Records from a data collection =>
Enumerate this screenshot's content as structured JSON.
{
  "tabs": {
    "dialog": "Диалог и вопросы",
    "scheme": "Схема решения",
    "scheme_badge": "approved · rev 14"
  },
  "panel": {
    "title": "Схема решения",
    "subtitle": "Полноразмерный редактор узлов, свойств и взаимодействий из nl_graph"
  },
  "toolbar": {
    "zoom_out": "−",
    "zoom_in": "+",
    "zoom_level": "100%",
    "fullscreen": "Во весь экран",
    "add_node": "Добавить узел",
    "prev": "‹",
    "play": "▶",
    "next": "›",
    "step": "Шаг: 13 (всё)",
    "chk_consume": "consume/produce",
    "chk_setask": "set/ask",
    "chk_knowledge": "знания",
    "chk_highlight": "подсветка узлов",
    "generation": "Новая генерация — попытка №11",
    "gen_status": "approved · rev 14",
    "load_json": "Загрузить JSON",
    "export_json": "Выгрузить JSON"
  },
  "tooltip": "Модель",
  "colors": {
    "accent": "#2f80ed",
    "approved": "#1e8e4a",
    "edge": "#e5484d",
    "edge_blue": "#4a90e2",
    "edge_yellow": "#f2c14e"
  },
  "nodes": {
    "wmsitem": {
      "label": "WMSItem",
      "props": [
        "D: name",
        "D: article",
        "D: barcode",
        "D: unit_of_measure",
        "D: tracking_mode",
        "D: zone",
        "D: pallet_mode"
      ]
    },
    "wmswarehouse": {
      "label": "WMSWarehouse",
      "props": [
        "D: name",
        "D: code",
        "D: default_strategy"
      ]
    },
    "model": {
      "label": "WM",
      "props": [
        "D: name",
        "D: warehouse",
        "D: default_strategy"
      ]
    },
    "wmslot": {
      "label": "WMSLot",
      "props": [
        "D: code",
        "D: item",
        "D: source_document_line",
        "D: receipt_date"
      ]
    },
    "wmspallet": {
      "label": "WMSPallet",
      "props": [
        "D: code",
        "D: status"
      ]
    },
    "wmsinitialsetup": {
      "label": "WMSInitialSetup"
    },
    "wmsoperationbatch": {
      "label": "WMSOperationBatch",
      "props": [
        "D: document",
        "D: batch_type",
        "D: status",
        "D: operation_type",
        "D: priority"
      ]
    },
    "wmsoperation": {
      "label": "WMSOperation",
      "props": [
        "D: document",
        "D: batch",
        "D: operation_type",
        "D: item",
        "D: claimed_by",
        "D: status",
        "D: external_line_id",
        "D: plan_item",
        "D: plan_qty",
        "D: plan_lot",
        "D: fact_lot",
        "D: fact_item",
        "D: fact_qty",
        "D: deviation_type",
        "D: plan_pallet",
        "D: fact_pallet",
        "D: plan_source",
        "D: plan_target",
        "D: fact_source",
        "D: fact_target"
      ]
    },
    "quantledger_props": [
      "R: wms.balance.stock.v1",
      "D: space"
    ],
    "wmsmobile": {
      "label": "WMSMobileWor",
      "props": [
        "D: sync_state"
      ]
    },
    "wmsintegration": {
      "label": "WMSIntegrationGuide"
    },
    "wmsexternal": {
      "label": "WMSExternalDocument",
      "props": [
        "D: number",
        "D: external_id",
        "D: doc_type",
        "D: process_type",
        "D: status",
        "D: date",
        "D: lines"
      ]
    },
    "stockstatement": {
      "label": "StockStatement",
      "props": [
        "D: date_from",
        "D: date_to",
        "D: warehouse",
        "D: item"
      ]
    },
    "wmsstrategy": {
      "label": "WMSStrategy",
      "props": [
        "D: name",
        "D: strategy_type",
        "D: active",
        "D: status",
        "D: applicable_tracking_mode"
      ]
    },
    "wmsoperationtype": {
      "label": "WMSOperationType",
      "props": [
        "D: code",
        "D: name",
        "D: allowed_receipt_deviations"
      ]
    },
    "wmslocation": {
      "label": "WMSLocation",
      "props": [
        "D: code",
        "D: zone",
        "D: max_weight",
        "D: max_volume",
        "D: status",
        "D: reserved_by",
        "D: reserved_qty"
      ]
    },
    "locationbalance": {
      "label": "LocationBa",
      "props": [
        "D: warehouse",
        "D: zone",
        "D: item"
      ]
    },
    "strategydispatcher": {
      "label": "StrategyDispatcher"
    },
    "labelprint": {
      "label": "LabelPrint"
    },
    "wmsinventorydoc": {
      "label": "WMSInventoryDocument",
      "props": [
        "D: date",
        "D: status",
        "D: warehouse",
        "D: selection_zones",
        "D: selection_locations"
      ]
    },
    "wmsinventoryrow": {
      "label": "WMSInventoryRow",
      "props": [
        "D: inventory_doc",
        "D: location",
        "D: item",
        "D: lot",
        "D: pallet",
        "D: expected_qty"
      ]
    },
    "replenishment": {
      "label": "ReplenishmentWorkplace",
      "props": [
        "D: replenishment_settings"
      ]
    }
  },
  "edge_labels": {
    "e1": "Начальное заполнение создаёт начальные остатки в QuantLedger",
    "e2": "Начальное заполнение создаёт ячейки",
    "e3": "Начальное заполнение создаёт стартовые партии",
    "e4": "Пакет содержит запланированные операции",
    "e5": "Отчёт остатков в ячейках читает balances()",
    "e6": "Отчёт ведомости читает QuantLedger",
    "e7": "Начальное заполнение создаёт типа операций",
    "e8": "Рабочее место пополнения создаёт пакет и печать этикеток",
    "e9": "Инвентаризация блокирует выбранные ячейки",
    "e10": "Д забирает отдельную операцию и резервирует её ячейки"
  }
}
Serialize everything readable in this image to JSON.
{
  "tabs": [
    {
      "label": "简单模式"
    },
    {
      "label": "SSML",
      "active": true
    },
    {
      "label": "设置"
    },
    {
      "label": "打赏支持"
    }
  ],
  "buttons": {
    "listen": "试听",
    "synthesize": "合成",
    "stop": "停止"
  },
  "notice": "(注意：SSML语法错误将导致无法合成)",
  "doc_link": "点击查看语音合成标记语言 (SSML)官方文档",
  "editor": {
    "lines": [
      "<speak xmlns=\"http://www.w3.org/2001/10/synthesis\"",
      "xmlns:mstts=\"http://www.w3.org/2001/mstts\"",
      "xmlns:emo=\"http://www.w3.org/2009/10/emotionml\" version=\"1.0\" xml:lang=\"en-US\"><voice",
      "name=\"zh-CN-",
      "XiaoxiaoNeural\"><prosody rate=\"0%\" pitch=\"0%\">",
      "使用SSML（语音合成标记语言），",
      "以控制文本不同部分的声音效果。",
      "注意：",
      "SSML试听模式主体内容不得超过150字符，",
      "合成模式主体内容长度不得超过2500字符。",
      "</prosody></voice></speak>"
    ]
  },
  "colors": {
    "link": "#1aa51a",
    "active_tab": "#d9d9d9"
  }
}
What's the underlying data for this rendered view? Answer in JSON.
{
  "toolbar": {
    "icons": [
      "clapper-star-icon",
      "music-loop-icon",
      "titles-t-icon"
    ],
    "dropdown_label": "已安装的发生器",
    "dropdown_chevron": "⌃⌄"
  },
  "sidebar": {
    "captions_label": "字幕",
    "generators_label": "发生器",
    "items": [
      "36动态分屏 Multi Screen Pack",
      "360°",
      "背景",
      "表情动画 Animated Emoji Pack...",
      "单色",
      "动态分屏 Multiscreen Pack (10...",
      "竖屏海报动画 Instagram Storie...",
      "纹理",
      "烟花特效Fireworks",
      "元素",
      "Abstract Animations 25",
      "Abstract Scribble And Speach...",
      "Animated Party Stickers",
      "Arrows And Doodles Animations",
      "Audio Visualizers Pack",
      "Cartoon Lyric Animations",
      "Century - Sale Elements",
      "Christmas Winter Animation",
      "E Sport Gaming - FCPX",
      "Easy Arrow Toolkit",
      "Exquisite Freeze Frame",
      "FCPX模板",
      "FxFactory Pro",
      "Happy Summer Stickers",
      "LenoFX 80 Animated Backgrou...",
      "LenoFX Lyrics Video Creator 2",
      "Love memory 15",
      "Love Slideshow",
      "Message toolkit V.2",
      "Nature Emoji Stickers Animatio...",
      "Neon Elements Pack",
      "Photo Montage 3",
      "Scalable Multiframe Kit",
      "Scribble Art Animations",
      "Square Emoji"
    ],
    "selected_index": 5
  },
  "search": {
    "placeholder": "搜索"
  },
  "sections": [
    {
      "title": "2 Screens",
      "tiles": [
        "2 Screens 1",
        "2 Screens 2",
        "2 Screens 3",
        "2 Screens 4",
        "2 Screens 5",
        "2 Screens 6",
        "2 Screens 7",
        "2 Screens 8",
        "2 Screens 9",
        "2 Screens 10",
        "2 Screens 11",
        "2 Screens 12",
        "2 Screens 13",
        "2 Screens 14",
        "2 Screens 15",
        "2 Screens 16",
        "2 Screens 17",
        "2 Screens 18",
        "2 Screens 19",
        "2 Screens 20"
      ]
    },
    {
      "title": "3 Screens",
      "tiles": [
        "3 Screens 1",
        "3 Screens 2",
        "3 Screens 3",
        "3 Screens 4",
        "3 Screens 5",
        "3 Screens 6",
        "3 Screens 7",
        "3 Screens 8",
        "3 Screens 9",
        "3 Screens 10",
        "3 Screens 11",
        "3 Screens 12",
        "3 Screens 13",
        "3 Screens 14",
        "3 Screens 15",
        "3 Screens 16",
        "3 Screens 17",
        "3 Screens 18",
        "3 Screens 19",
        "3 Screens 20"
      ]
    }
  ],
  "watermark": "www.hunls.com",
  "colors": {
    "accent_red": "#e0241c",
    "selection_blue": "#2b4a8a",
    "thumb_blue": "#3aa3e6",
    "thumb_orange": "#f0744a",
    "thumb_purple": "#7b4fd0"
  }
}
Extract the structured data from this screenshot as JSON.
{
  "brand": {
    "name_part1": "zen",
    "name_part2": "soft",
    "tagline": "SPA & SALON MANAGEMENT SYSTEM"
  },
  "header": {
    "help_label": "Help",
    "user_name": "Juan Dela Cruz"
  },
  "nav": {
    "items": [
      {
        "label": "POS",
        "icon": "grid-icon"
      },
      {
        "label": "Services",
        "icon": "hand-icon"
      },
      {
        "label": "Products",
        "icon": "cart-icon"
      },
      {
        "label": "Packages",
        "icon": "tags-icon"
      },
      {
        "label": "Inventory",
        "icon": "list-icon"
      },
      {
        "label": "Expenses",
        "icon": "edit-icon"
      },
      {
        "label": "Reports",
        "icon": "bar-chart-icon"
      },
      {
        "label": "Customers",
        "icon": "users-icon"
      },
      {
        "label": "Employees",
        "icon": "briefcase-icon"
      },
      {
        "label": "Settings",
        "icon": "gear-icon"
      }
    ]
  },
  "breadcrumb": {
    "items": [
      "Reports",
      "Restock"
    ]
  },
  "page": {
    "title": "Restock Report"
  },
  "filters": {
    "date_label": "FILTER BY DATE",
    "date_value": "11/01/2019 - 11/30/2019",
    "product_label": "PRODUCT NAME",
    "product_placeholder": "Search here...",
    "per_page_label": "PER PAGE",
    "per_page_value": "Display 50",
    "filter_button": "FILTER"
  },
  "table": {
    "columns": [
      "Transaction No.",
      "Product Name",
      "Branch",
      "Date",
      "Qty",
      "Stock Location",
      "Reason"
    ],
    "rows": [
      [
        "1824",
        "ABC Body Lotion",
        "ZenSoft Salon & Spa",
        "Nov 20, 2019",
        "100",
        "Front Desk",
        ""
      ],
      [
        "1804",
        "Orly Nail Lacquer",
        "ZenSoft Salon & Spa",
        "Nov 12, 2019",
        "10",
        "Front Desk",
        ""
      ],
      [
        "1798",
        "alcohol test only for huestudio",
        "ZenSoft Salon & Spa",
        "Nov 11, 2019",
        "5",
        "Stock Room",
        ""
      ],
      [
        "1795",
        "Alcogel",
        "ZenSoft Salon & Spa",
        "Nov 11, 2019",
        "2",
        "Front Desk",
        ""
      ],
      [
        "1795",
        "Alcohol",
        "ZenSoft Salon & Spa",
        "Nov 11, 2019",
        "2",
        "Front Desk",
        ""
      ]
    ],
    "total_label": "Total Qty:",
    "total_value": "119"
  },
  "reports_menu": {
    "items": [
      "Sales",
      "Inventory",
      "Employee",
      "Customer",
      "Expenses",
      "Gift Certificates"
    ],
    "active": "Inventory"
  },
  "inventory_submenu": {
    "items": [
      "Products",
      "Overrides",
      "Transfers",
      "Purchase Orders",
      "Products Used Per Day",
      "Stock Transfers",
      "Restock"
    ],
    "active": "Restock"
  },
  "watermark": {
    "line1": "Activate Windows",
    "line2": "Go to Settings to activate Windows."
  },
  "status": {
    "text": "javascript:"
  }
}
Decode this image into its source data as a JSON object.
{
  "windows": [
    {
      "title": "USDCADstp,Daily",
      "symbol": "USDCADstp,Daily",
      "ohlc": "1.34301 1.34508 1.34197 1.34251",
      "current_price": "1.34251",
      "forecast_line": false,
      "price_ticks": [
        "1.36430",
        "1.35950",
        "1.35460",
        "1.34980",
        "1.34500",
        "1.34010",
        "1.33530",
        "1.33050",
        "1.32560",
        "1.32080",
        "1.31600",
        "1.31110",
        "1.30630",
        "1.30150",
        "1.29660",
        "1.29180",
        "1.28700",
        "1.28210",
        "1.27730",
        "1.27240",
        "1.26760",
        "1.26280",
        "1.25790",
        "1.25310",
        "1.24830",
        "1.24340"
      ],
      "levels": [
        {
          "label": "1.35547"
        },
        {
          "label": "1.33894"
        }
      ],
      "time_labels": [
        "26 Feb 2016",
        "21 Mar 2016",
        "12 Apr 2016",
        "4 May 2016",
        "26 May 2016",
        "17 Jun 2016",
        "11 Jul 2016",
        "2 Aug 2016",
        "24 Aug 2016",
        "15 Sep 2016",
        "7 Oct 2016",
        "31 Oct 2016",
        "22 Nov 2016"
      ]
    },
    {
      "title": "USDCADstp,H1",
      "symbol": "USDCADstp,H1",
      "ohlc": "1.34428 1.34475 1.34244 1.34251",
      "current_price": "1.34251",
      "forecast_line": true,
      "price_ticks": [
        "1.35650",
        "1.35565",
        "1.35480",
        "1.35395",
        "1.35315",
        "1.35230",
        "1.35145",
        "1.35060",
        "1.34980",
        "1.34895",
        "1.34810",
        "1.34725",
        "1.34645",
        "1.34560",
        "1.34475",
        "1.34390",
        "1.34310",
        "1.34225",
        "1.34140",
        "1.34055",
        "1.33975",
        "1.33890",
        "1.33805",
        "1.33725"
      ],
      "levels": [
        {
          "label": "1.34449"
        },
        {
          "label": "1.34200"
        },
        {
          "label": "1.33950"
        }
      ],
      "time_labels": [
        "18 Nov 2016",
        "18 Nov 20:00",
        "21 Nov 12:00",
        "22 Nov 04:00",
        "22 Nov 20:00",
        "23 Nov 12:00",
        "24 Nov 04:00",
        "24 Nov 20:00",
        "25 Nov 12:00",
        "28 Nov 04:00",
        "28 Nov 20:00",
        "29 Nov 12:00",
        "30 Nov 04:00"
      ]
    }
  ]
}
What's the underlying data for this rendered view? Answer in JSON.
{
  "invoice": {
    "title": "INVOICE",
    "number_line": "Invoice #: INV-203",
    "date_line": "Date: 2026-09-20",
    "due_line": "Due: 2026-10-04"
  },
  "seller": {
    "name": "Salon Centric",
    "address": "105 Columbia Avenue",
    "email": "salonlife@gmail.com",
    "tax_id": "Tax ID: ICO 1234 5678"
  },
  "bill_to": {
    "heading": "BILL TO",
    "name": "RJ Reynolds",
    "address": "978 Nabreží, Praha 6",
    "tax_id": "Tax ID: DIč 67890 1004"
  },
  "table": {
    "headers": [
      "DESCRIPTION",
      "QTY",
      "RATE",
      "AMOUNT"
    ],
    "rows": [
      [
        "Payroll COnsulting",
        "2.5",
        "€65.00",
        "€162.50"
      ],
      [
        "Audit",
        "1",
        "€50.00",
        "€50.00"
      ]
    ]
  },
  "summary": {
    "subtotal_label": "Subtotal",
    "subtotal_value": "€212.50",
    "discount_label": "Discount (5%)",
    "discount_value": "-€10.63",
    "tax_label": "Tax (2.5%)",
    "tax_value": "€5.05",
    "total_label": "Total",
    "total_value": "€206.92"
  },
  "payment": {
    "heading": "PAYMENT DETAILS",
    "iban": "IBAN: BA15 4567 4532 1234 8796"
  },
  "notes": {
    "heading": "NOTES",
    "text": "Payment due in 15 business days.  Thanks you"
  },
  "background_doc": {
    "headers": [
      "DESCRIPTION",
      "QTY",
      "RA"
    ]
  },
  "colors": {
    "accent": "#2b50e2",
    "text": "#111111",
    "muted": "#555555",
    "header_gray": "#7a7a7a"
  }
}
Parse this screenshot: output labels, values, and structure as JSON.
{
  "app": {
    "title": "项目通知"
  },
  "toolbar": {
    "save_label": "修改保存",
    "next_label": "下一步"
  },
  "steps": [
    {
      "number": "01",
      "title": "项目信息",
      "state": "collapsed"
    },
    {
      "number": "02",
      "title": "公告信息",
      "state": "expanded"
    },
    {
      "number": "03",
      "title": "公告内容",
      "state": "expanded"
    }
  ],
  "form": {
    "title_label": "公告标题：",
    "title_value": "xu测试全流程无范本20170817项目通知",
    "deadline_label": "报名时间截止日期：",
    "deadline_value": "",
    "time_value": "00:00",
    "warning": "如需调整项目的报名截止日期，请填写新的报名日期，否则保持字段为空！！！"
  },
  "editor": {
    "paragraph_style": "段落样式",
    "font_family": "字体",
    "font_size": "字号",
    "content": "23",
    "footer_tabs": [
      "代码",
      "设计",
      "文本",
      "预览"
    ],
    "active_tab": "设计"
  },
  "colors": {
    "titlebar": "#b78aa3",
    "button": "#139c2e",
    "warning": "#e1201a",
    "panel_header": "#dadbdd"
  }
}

Task brief => State only how many lines in the material include "Restock".

Solution to this problem => 4